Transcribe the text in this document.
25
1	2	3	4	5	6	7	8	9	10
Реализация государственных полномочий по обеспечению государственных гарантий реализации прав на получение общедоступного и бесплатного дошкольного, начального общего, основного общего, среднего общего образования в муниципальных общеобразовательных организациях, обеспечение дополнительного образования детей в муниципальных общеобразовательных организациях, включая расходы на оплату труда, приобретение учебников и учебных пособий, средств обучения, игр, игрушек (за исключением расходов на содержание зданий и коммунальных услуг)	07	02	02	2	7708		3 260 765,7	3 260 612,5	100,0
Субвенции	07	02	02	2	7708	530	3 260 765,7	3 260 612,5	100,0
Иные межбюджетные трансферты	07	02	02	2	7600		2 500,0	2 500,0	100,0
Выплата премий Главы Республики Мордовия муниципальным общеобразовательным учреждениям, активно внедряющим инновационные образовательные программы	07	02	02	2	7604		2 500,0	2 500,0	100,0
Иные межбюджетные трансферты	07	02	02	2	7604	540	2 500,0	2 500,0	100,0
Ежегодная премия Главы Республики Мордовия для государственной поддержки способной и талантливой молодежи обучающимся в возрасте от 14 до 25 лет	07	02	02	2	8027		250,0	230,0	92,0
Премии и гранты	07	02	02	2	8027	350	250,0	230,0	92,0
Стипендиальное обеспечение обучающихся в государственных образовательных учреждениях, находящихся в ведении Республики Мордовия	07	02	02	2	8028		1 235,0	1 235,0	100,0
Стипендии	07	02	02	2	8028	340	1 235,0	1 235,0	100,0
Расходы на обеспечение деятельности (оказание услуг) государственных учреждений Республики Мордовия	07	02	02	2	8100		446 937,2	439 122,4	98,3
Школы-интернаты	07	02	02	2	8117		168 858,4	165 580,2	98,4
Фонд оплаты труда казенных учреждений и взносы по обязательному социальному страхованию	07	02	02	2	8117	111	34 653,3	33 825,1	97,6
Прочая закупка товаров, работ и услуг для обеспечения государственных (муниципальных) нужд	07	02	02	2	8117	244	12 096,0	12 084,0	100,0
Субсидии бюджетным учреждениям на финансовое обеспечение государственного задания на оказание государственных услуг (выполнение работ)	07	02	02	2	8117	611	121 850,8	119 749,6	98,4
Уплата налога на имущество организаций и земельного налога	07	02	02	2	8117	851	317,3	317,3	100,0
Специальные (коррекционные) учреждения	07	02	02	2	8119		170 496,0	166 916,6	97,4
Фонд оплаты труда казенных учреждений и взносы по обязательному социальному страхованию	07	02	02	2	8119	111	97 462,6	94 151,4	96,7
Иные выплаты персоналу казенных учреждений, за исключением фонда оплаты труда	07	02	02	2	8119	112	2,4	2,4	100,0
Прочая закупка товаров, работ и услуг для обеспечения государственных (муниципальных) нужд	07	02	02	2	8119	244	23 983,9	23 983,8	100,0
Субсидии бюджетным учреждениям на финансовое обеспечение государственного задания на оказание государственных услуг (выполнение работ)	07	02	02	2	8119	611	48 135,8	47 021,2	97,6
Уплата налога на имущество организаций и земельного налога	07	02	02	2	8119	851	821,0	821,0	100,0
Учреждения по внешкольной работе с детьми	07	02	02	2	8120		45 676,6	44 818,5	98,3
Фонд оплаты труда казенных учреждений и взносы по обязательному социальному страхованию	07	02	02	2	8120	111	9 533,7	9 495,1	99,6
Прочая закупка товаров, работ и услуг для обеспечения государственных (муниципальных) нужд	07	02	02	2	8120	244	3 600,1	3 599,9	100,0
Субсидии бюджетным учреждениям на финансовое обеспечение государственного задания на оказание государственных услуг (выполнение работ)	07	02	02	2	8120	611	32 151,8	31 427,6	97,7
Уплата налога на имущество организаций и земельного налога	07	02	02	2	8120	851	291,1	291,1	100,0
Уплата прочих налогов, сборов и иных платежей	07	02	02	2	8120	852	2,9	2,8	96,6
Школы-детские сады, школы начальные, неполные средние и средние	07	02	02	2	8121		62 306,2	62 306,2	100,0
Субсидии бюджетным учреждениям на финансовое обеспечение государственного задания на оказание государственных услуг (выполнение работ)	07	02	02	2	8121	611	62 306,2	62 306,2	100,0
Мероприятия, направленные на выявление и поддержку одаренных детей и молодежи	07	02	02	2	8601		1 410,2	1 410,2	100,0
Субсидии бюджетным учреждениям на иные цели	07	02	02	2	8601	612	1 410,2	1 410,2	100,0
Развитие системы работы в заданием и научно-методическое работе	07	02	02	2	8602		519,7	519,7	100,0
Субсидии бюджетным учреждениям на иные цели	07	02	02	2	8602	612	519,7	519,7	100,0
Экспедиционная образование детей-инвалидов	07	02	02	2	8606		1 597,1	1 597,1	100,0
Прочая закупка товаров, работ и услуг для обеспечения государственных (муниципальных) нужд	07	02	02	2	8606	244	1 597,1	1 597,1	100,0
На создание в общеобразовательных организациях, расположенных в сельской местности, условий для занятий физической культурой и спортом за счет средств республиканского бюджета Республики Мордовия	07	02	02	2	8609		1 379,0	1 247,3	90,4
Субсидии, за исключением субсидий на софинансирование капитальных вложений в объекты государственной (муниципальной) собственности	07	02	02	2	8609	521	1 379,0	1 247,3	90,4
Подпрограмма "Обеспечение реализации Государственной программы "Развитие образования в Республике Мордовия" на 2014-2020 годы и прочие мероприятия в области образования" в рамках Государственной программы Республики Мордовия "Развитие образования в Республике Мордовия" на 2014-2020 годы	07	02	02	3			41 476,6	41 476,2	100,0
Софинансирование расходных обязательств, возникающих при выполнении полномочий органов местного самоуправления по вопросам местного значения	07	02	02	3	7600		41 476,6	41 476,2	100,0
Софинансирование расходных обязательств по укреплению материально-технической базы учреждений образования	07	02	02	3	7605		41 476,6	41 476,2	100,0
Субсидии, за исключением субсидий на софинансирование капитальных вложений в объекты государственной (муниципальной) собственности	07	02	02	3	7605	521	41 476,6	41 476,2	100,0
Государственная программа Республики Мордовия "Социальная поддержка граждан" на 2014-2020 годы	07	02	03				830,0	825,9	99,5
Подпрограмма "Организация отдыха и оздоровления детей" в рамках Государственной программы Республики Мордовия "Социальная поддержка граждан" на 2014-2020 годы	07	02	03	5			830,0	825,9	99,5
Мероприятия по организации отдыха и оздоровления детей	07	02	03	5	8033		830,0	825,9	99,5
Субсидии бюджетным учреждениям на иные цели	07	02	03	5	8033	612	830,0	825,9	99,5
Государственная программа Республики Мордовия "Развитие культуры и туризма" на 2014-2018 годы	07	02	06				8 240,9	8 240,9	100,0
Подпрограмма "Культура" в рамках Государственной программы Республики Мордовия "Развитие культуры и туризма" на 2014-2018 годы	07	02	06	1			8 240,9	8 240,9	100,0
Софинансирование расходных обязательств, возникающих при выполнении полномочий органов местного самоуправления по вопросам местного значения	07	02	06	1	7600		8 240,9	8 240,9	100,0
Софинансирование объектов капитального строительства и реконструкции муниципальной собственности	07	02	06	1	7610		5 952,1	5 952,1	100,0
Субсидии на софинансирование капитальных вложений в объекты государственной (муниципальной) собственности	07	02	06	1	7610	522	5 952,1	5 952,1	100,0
--------
- _Problem to solve_
In the listing above, find the lines holding the word "Уплата" and copy them.

- _Task response_
Уплата налога на имущество организаций и земельного налога	07	02	02	2	8117	851	317,3	317,3	100,0
Уплата налога на имущество организаций и земельного налога	07	02	02	2	8119	851	821,0	821,0	100,0
Уплата налога на имущество организаций и земельного налога	07	02	02	2	8120	851	291,1	291,1	100,0
Уплата прочих налогов, сборов и иных платежей	07	02	02	2	8120	852	2,9	2,8	96,6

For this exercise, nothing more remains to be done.